**Stored data:**
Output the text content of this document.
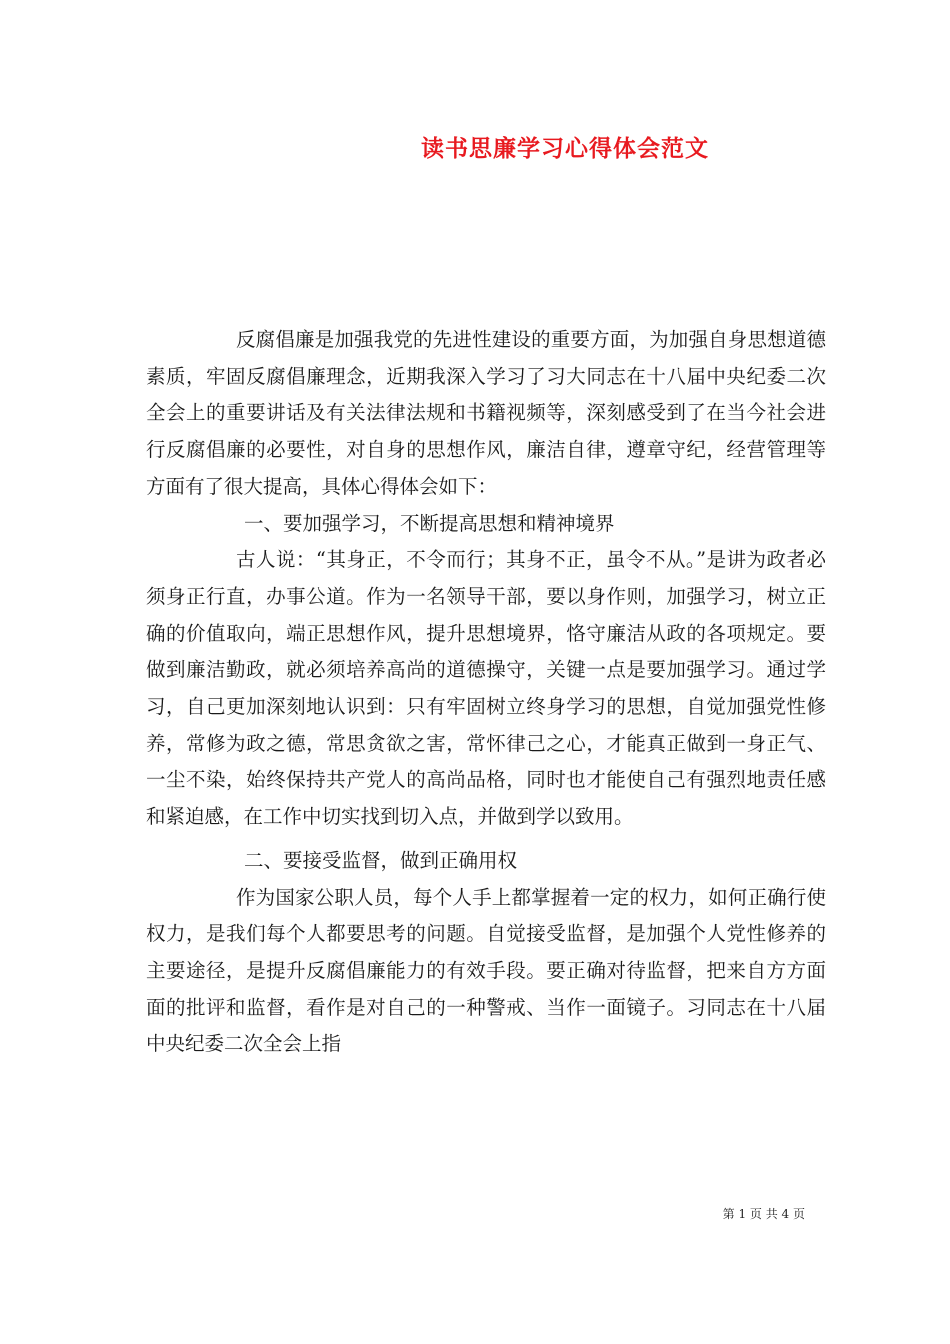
读书思廉学习心得体会范文

反腐倡廉是加强我党的先进性建设的重要方面，为加强自身思想道德素质，牢固反腐倡廉理念，近期我深入学习了习大同志在十八届中央纪委二次全会上的重要讲话及有关法律法规和书籍视频等，深刻感受到了在当今社会进行反腐倡廉的必要性，对自身的思想作风，廉洁自律，遵章守纪，经营管理等方面有了很大提高，具体心得体会如下：

一、要加强学习，不断提高思想和精神境界

古人说：“其身正，不令而行；其身不正，虽令不从。”是讲为政者必须身正行直，办事公道。作为一名领导干部，要以身作则，加强学习，树立正确的价值取向，端正思想作风，提升思想境界，恪守廉洁从政的各项规定。要做到廉洁勤政，就必须培养高尚的道德操守，关键一点是要加强学习。通过学习，自己更加深刻地认识到：只有牢固树立终身学习的思想，自觉加强党性修养，常修为政之德，常思贪欲之害，常怀律己之心，才能真正做到一身正气、一尘不染，始终保持共产党人的高尚品格，同时也才能使自己有强烈地责任感和紧迫感，在工作中切实找到切入点，并做到学以致用。

二、要接受监督，做到正确用权

作为国家公职人员，每个人手上都掌握着一定的权力，如何正确行使权力，是我们每个人都要思考的问题。自觉接受监督，是加强个人党性修养的主要途径，是提升反腐倡廉能力的有效手段。要正确对待监督，把来自方方面面的批评和监督，看作是对自己的一种警戒、当作一面镜子。习同志在十八届中央纪委二次全会上指

第 1 页 共 4 页
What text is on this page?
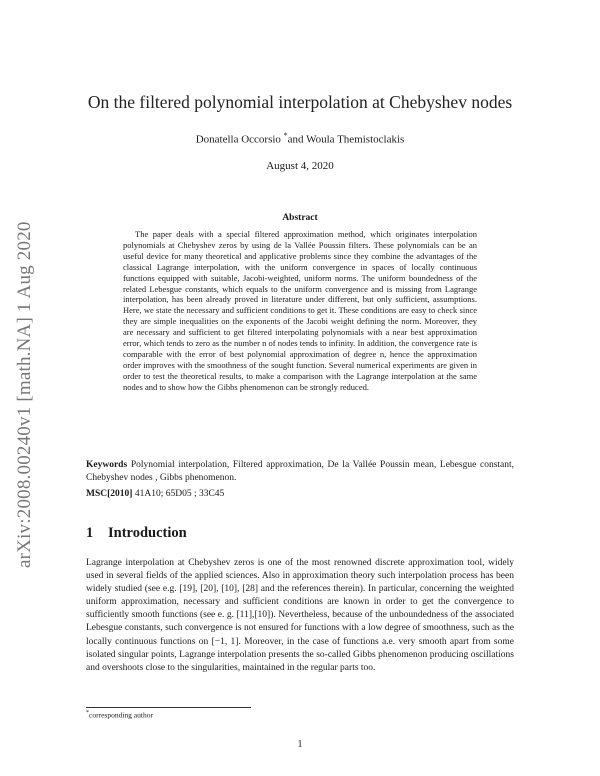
arXiv:2008.00240v1 [math.NA] 1 Aug 2020
On the filtered polynomial interpolation at Chebyshev nodes
Donatella Occorsio *and Woula Themistoclakis
August 4, 2020
Abstract

The paper deals with a special filtered approximation method, which originates interpolation polynomials at Chebyshev zeros by using de la Vallée Poussin filters. These polynomials can be an useful device for many theoretical and applicative problems since they combine the advantages of the classical Lagrange interpolation, with the uniform convergence in spaces of locally continuous functions equipped with suitable, Jacobi-weighted, uniform norms. The uniform boundedness of the related Lebesgue constants, which equals to the uniform convergence and is missing from Lagrange interpolation, has been already proved in literature under different, but only sufficient, assumptions. Here, we state the necessary and sufficient conditions to get it. These conditions are easy to check since they are simple inequalities on the exponents of the Jacobi weight defining the norm. Moreover, they are necessary and sufficient to get filtered interpolating polynomials with a near best approximation error, which tends to zero as the number n of nodes tends to infinity. In addition, the convergence rate is comparable with the error of best polynomial approximation of degree n, hence the approximation order improves with the smoothness of the sought function. Several numerical experiments are given in order to test the theoretical results, to make a comparison with the Lagrange interpolation at the same nodes and to show how the Gibbs phenomenon can be strongly reduced.

Keywords Polynomial interpolation, Filtered approximation, De la Vallée Poussin mean, Lebesgue constant, Chebyshev nodes , Gibbs phenomenon.

MSC[2010] 41A10; 65D05 ; 33C45

1 Introduction

Lagrange interpolation at Chebyshev zeros is one of the most renowned discrete approximation tool, widely used in several fields of the applied sciences. Also in approximation theory such interpolation process has been widely studied (see e.g. [19], [20], [10], [28] and the references therein). In particular, concerning the weighted uniform approximation, necessary and sufficient conditions are known in order to get the convergence to sufficiently smooth functions (see e. g. [11],[10]). Nevertheless, because of the unboundedness of the associated Lebesgue constants, such convergence is not ensured for functions with a low degree of smoothness, such as the locally continuous functions on [−1, 1]. Moreover, in the case of functions a.e. very smooth apart from some isolated singular points, Lagrange interpolation presents the so-called Gibbs phenomenon producing oscillations and overshoots close to the singularities, maintained in the regular parts too.

*corresponding author

1
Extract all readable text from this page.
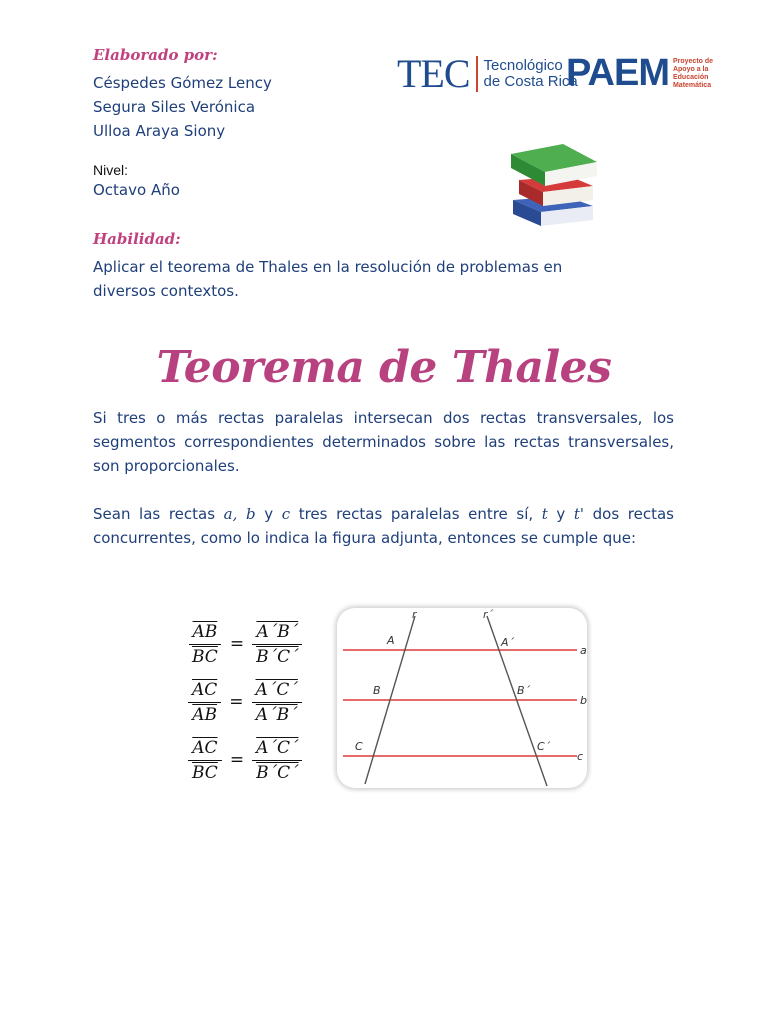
Elaborado por:
Céspedes Gómez Lency
Segura Siles Verónica
Ulloa Araya Siony
Nivel:
Octavo Año
TEC Tecnológico
de Costa Rica
PAEM Proyecto de
Apoyo a la
Educación
Matemática
Habilidad:
Aplicar el teorema de Thales en la resolución de problemas en diversos contextos.
Teorema de Thales
Si tres o más rectas paralelas intersecan dos rectas transversales, los segmentos correspondientes determinados sobre las rectas transversales, son proporcionales.
Sean las rectas a, b y c tres rectas paralelas entre sí, t y t' dos rectas
concurrentes, como lo indica la figura adjunta, entonces se cumple que:
$\frac{\overline{AB}}{BC} = \frac{A´B´}{B´C´}$
$\frac{\overline{AC}}{AB} = \frac{A´C´}{A´B´}$
$\frac{\overline{AC}}{BC} = \frac{A´C´}{B´C´}$
r	r´
A
B
C
A´
B´
C´
a
b
c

**Job:** Retype every entry verbatim and exclude the pictures from the copy.

**Task answer:**
Output the text content of this document.
读书思廉学习心得体会范文

反腐倡廉是加强我党的先进性建设的重要方面，为加强自身思想道德素质，牢固反腐倡廉理念，近期我深入学习了习大同志在十八届中央纪委二次全会上的重要讲话及有关法律法规和书籍视频等，深刻感受到了在当今社会进行反腐倡廉的必要性，对自身的思想作风，廉洁自律，遵章守纪，经营管理等方面有了很大提高，具体心得体会如下：

一、要加强学习，不断提高思想和精神境界

古人说：“其身正，不令而行；其身不正，虽令不从。”是讲为政者必须身正行直，办事公道。作为一名领导干部，要以身作则，加强学习，树立正确的价值取向，端正思想作风，提升思想境界，恪守廉洁从政的各项规定。要做到廉洁勤政，就必须培养高尚的道德操守，关键一点是要加强学习。通过学习，自己更加深刻地认识到：只有牢固树立终身学习的思想，自觉加强党性修养，常修为政之德，常思贪欲之害，常怀律己之心，才能真正做到一身正气、一尘不染，始终保持共产党人的高尚品格，同时也才能使自己有强烈地责任感和紧迫感，在工作中切实找到切入点，并做到学以致用。

二、要接受监督，做到正确用权

作为国家公职人员，每个人手上都掌握着一定的权力，如何正确行使权力，是我们每个人都要思考的问题。自觉接受监督，是加强个人党性修养的主要途径，是提升反腐倡廉能力的有效手段。要正确对待监督，把来自方方面面的批评和监督，看作是对自己的一种警戒、当作一面镜子。习同志在十八届中央纪委二次全会上指

第 1 页 共 4 页
What text is on this page?
arXiv:2008.00240v1 [math.NA] 1 Aug 2020
On the filtered polynomial interpolation at Chebyshev nodes
Donatella Occorsio *and Woula Themistoclakis
August 4, 2020
Abstract

The paper deals with a special filtered approximation method, which originates interpolation polynomials at Chebyshev zeros by using de la Vallée Poussin filters. These polynomials can be an useful device for many theoretical and applicative problems since they combine the advantages of the classical Lagrange interpolation, with the uniform convergence in spaces of locally continuous functions equipped with suitable, Jacobi-weighted, uniform norms. The uniform boundedness of the related Lebesgue constants, which equals to the uniform convergence and is missing from Lagrange interpolation, has been already proved in literature under different, but only sufficient, assumptions. Here, we state the necessary and sufficient conditions to get it. These conditions are easy to check since they are simple inequalities on the exponents of the Jacobi weight defining the norm. Moreover, they are necessary and sufficient to get filtered interpolating polynomials with a near best approximation error, which tends to zero as the number n of nodes tends to infinity. In addition, the convergence rate is comparable with the error of best polynomial approximation of degree n, hence the approximation order improves with the smoothness of the sought function. Several numerical experiments are given in order to test the theoretical results, to make a comparison with the Lagrange interpolation at the same nodes and to show how the Gibbs phenomenon can be strongly reduced.

Keywords Polynomial interpolation, Filtered approximation, De la Vallée Poussin mean, Lebesgue constant, Chebyshev nodes , Gibbs phenomenon.

MSC[2010] 41A10; 65D05 ; 33C45

1 Introduction

Lagrange interpolation at Chebyshev zeros is one of the most renowned discrete approximation tool, widely used in several fields of the applied sciences. Also in approximation theory such interpolation process has been widely studied (see e.g. [19], [20], [10], [28] and the references therein). In particular, concerning the weighted uniform approximation, necessary and sufficient conditions are known in order to get the convergence to sufficiently smooth functions (see e. g. [11],[10]). Nevertheless, because of the unboundedness of the associated Lebesgue constants, such convergence is not ensured for functions with a low degree of smoothness, such as the locally continuous functions on [−1, 1]. Moreover, in the case of functions a.e. very smooth apart from some isolated singular points, Lagrange interpolation presents the so-called Gibbs phenomenon producing oscillations and overshoots close to the singularities, maintained in the regular parts too.

*corresponding author

1
Extract all readable text from this page.
Elaborado por:
Céspedes Gómez Lency
Segura Siles Verónica
Ulloa Araya Siony
Nivel:
Octavo Año
TEC Tecnológico
de Costa Rica
PAEM Proyecto de
Apoyo a la
Educación
Matemática
Habilidad:
Aplicar el teorema de Thales en la resolución de problemas en diversos contextos.
Teorema de Thales
Si tres o más rectas paralelas intersecan dos rectas transversales, los segmentos correspondientes determinados sobre las rectas transversales, son proporcionales.
Sean las rectas a, b y c tres rectas paralelas entre sí, t y t' dos rectas
concurrentes, como lo indica la figura adjunta, entonces se cumple que:
$\frac{\overline{AB}}{BC} = \frac{A´B´}{B´C´}$
$\frac{\overline{AC}}{AB} = \frac{A´C´}{A´B´}$
$\frac{\overline{AC}}{BC} = \frac{A´C´}{B´C´}$
r	r´
A
B
C
A´
B´
C´
a
b
c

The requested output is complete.